Copy each of the rows below verbatim, every line and character unchanged.
════════════════
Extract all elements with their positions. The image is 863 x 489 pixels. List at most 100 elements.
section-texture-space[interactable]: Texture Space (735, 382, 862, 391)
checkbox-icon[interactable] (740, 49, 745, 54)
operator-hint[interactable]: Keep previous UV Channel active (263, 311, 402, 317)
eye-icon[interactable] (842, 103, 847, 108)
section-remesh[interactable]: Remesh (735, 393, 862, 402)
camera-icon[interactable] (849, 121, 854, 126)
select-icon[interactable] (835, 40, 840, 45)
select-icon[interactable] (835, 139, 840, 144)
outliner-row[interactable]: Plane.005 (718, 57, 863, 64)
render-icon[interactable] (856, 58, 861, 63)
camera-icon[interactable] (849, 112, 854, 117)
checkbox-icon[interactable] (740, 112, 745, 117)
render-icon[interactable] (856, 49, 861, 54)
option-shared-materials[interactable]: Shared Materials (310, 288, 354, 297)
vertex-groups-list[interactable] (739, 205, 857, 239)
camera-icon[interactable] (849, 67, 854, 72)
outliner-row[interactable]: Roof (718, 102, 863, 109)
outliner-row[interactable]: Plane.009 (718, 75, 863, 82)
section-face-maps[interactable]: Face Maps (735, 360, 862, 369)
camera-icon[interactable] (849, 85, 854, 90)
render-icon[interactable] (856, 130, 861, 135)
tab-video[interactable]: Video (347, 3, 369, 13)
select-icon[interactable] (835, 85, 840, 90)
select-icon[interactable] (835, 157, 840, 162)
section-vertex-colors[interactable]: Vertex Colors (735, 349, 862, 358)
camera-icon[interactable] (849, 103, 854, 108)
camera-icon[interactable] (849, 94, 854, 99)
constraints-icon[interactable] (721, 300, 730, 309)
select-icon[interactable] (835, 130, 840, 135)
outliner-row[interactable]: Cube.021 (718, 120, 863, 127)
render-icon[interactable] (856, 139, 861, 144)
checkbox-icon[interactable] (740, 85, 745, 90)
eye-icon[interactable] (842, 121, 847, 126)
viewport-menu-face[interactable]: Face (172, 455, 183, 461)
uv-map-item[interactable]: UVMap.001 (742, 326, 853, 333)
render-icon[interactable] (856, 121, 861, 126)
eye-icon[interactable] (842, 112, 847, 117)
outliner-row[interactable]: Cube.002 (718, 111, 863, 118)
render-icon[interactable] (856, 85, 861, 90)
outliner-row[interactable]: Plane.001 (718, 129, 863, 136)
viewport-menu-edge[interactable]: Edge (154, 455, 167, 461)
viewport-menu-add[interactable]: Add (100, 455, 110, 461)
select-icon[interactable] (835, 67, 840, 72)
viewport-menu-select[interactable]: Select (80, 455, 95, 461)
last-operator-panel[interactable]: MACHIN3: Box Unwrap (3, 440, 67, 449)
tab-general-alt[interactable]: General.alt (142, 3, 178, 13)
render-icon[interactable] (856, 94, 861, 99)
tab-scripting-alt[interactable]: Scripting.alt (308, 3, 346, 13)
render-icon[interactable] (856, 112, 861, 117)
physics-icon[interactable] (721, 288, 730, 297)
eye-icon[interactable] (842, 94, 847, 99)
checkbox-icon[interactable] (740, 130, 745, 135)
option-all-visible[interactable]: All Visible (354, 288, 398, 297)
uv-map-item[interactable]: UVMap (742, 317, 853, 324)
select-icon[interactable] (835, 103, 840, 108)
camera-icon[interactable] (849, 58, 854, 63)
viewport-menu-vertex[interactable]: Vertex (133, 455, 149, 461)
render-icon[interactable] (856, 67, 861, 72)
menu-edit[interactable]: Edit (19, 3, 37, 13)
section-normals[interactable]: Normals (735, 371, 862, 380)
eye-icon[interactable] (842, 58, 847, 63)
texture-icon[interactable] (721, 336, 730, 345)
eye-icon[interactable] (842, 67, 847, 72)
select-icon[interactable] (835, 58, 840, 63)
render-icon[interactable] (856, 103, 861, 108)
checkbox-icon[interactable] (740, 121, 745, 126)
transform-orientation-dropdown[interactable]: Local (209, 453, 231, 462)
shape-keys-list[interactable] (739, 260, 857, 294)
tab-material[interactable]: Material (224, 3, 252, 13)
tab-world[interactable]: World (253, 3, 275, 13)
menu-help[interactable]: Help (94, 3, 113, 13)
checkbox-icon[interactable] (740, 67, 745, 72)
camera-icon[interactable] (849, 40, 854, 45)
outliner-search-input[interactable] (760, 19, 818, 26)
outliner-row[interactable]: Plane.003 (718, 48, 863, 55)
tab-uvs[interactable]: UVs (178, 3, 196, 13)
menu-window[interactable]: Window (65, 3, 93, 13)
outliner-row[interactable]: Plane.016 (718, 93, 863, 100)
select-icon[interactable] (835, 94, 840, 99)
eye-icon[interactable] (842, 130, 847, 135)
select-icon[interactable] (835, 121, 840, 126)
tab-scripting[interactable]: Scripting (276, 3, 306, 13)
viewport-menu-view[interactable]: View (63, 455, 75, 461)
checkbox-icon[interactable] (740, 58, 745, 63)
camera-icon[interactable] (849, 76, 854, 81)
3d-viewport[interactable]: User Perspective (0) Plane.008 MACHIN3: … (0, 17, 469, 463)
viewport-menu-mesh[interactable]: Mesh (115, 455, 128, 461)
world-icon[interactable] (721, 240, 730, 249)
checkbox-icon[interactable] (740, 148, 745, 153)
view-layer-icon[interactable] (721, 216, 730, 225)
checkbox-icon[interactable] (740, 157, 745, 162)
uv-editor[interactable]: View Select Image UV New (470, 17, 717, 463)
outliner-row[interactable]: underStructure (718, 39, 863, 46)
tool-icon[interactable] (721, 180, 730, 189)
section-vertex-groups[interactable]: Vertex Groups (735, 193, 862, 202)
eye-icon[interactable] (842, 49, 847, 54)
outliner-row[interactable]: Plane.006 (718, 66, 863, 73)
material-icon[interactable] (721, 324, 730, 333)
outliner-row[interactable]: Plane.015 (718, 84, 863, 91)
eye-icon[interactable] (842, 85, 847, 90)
════════════════
**Finished answer:**
Extract all elements with their positions. The image is 863 x 489 pixels. List at most 100 elements.
section-texture-space[interactable]: Texture Space (735, 382, 862, 391)
checkbox-icon[interactable] (740, 49, 745, 54)
operator-hint[interactable]: Keep previous UV Channel active (263, 311, 402, 317)
eye-icon[interactable] (842, 103, 847, 108)
section-remesh[interactable]: Remesh (735, 393, 862, 402)
camera-icon[interactable] (849, 121, 854, 126)
select-icon[interactable] (835, 40, 840, 45)
select-icon[interactable] (835, 139, 840, 144)
outliner-row[interactable]: Plane.005 (718, 57, 863, 64)
render-icon[interactable] (856, 58, 861, 63)
camera-icon[interactable] (849, 112, 854, 117)
checkbox-icon[interactable] (740, 112, 745, 117)
render-icon[interactable] (856, 49, 861, 54)
option-shared-materials[interactable]: Shared Materials (310, 288, 354, 297)
vertex-groups-list[interactable] (739, 205, 857, 239)
camera-icon[interactable] (849, 67, 854, 72)
outliner-row[interactable]: Roof (718, 102, 863, 109)
outliner-row[interactable]: Plane.009 (718, 75, 863, 82)
section-face-maps[interactable]: Face Maps (735, 360, 862, 369)
camera-icon[interactable] (849, 85, 854, 90)
render-icon[interactable] (856, 130, 861, 135)
tab-video[interactable]: Video (347, 3, 369, 13)
select-icon[interactable] (835, 85, 840, 90)
select-icon[interactable] (835, 157, 840, 162)
section-vertex-colors[interactable]: Vertex Colors (735, 349, 862, 358)
camera-icon[interactable] (849, 103, 854, 108)
camera-icon[interactable] (849, 94, 854, 99)
constraints-icon[interactable] (721, 300, 730, 309)
select-icon[interactable] (835, 130, 840, 135)
outliner-row[interactable]: Cube.021 (718, 120, 863, 127)
render-icon[interactable] (856, 139, 861, 144)
checkbox-icon[interactable] (740, 85, 745, 90)
eye-icon[interactable] (842, 121, 847, 126)
viewport-menu-face[interactable]: Face (172, 455, 183, 461)
uv-map-item[interactable]: UVMap.001 (742, 326, 853, 333)
render-icon[interactable] (856, 121, 861, 126)
eye-icon[interactable] (842, 112, 847, 117)
outliner-row[interactable]: Cube.002 (718, 111, 863, 118)
render-icon[interactable] (856, 85, 861, 90)
outliner-row[interactable]: Plane.001 (718, 129, 863, 136)
viewport-menu-edge[interactable]: Edge (154, 455, 167, 461)
viewport-menu-add[interactable]: Add (100, 455, 110, 461)
select-icon[interactable] (835, 67, 840, 72)
viewport-menu-select[interactable]: Select (80, 455, 95, 461)
last-operator-panel[interactable]: MACHIN3: Box Unwrap (3, 440, 67, 449)
tab-general-alt[interactable]: General.alt (142, 3, 178, 13)
render-icon[interactable] (856, 94, 861, 99)
tab-scripting-alt[interactable]: Scripting.alt (308, 3, 346, 13)
render-icon[interactable] (856, 112, 861, 117)
physics-icon[interactable] (721, 288, 730, 297)
eye-icon[interactable] (842, 94, 847, 99)
checkbox-icon[interactable] (740, 130, 745, 135)
option-all-visible[interactable]: All Visible (354, 288, 398, 297)
uv-map-item[interactable]: UVMap (742, 317, 853, 324)
select-icon[interactable] (835, 103, 840, 108)
camera-icon[interactable] (849, 58, 854, 63)
viewport-menu-vertex[interactable]: Vertex (133, 455, 149, 461)
render-icon[interactable] (856, 67, 861, 72)
menu-edit[interactable]: Edit (19, 3, 37, 13)
section-normals[interactable]: Normals (735, 371, 862, 380)
eye-icon[interactable] (842, 58, 847, 63)
texture-icon[interactable] (721, 336, 730, 345)
eye-icon[interactable] (842, 67, 847, 72)
select-icon[interactable] (835, 58, 840, 63)
render-icon[interactable] (856, 103, 861, 108)
checkbox-icon[interactable] (740, 121, 745, 126)
transform-orientation-dropdown[interactable]: Local (209, 453, 231, 462)
shape-keys-list[interactable] (739, 260, 857, 294)
tab-material[interactable]: Material (224, 3, 252, 13)
tab-world[interactable]: World (253, 3, 275, 13)
menu-help[interactable]: Help (94, 3, 113, 13)
checkbox-icon[interactable] (740, 67, 745, 72)
camera-icon[interactable] (849, 40, 854, 45)
outliner-search-input[interactable] (760, 19, 818, 26)
outliner-row[interactable]: Plane.003 (718, 48, 863, 55)
tab-uvs[interactable]: UVs (178, 3, 196, 13)
menu-window[interactable]: Window (65, 3, 93, 13)
outliner-row[interactable]: Plane.016 (718, 93, 863, 100)
select-icon[interactable] (835, 94, 840, 99)
eye-icon[interactable] (842, 130, 847, 135)
select-icon[interactable] (835, 121, 840, 126)
tab-scripting[interactable]: Scripting (276, 3, 306, 13)
viewport-menu-view[interactable]: View (63, 455, 75, 461)
checkbox-icon[interactable] (740, 58, 745, 63)
camera-icon[interactable] (849, 76, 854, 81)
3d-viewport[interactable]: User Perspective (0) Plane.008 MACHIN3: … (0, 17, 469, 463)
viewport-menu-mesh[interactable]: Mesh (115, 455, 128, 461)
world-icon[interactable] (721, 240, 730, 249)
checkbox-icon[interactable] (740, 148, 745, 153)
view-layer-icon[interactable] (721, 216, 730, 225)
checkbox-icon[interactable] (740, 157, 745, 162)
uv-editor[interactable]: View Select Image UV New (470, 17, 717, 463)
outliner-row[interactable]: underStructure (718, 39, 863, 46)
tool-icon[interactable] (721, 180, 730, 189)
section-vertex-groups[interactable]: Vertex Groups (735, 193, 862, 202)
eye-icon[interactable] (842, 49, 847, 54)
outliner-row[interactable]: Plane.006 (718, 66, 863, 73)
material-icon[interactable] (721, 324, 730, 333)
outliner-row[interactable]: Plane.015 (718, 84, 863, 91)
eye-icon[interactable] (842, 85, 847, 90)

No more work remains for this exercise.